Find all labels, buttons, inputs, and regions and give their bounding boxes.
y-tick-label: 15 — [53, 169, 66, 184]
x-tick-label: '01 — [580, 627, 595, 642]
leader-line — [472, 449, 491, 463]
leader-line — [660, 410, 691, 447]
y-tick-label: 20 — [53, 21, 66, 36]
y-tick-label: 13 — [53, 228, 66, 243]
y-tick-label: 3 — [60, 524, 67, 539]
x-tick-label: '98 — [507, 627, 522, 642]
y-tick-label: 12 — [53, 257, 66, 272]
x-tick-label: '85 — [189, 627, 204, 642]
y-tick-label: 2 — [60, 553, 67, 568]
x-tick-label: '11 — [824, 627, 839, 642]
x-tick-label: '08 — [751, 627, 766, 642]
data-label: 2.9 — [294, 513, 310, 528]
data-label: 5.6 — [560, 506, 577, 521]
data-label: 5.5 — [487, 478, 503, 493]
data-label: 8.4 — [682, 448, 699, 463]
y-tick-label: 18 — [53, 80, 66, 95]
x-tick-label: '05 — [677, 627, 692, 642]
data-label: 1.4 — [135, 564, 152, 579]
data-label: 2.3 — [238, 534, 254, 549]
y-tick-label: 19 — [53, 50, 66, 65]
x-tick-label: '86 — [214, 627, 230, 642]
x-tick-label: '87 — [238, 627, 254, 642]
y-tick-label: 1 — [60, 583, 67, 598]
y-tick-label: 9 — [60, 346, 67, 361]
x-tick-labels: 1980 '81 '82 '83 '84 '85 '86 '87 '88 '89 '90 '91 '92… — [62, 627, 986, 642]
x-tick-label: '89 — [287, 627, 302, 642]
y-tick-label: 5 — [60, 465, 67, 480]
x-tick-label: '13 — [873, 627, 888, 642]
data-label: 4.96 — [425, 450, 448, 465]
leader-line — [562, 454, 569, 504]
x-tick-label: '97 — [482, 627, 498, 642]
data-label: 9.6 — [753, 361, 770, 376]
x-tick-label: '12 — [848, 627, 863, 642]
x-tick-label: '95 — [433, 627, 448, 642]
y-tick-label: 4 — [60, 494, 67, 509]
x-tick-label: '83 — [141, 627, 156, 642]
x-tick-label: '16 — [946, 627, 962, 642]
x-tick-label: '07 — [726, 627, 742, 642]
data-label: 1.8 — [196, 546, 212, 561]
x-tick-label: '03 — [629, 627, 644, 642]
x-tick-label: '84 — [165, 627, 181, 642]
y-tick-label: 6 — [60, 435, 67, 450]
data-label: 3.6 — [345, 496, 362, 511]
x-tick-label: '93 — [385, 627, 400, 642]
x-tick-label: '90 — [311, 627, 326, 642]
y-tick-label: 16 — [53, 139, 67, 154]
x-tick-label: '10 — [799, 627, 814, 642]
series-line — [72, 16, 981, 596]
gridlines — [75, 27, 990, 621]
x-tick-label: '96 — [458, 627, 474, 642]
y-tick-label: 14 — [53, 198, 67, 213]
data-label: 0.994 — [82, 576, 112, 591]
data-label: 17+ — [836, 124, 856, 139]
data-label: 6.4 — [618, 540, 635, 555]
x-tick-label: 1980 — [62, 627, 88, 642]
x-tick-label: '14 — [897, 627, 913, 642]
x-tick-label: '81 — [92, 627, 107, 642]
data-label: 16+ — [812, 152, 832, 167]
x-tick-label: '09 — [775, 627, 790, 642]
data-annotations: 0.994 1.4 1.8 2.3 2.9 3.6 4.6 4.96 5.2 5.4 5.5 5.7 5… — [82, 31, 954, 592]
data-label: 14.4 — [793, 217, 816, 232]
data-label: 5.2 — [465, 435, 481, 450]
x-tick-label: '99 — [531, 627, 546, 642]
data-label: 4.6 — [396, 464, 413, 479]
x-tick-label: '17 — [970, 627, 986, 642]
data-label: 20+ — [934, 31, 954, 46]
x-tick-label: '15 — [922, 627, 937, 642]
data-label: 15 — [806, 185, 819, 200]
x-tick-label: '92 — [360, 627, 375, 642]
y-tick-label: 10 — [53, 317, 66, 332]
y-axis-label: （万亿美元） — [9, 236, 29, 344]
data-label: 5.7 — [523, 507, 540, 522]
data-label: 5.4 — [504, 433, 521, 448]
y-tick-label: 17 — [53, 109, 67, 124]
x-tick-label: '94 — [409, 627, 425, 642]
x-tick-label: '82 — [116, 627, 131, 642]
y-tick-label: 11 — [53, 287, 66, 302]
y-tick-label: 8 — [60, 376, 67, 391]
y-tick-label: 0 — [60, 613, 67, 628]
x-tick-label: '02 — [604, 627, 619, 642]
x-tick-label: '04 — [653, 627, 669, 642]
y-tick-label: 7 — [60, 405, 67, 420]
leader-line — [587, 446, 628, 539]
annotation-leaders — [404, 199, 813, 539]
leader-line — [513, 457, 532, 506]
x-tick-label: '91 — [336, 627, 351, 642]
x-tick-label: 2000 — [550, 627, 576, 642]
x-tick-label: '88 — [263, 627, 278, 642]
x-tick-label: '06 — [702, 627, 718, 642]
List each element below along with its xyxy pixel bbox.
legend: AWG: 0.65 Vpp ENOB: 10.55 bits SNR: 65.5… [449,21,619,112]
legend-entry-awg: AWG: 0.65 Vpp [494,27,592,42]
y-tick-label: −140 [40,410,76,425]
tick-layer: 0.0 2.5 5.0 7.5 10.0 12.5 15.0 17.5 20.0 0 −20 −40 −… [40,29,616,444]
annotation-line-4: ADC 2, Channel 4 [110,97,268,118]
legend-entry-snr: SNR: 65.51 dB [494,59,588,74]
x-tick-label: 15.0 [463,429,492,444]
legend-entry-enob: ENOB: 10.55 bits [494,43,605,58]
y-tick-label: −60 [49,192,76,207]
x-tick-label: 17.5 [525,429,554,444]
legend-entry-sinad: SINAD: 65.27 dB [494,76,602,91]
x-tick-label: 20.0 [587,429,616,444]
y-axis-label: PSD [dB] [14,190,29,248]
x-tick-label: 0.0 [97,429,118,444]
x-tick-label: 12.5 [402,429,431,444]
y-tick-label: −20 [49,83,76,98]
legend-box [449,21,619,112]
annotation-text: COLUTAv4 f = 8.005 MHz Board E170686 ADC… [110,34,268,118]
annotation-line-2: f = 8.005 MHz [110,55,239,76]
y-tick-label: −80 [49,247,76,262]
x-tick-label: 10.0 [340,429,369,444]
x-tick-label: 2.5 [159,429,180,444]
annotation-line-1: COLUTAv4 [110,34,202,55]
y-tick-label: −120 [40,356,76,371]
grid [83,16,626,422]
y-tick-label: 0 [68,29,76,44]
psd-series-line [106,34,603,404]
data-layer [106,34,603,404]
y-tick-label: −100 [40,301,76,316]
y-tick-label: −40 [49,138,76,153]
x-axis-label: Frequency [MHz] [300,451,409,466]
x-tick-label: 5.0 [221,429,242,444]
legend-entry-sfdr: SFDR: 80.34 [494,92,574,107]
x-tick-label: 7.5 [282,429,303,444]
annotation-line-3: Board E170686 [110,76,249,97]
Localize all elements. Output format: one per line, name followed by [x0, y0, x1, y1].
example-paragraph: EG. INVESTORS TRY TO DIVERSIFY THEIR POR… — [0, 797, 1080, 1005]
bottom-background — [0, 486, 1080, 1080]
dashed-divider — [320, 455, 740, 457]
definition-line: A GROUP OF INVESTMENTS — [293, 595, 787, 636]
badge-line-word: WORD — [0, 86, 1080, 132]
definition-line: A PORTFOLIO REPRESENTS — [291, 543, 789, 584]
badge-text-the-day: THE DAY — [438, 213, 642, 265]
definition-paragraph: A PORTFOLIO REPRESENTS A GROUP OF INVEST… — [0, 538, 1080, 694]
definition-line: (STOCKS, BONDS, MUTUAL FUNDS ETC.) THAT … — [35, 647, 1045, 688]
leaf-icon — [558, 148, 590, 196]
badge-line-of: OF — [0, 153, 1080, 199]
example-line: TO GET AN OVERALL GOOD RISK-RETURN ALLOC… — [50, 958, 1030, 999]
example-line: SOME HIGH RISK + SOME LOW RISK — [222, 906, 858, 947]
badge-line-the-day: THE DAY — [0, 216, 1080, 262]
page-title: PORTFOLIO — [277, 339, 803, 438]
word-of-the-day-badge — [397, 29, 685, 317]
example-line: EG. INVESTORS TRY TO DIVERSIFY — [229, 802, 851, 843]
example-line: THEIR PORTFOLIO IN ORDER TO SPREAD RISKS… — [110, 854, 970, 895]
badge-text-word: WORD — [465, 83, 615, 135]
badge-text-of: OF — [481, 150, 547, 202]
::::
**THE EXERCISE**
Rewrite only the data from its start through the line that contains "x-tick-label: '98 — [507, 627, 522, 642]", replacing "leader-line" with "callout-line" and leaving everything else unchanged.

**TASK RESPONSE**
Find all labels, buttons, inputs, and regions and give their bounding boxes.
y-tick-label: 15 — [53, 169, 66, 184]
x-tick-label: '01 — [580, 627, 595, 642]
callout-line — [472, 449, 491, 463]
callout-line — [660, 410, 691, 447]
y-tick-label: 20 — [53, 21, 66, 36]
y-tick-label: 13 — [53, 228, 66, 243]
y-tick-label: 3 — [60, 524, 67, 539]
x-tick-label: '98 — [507, 627, 522, 642]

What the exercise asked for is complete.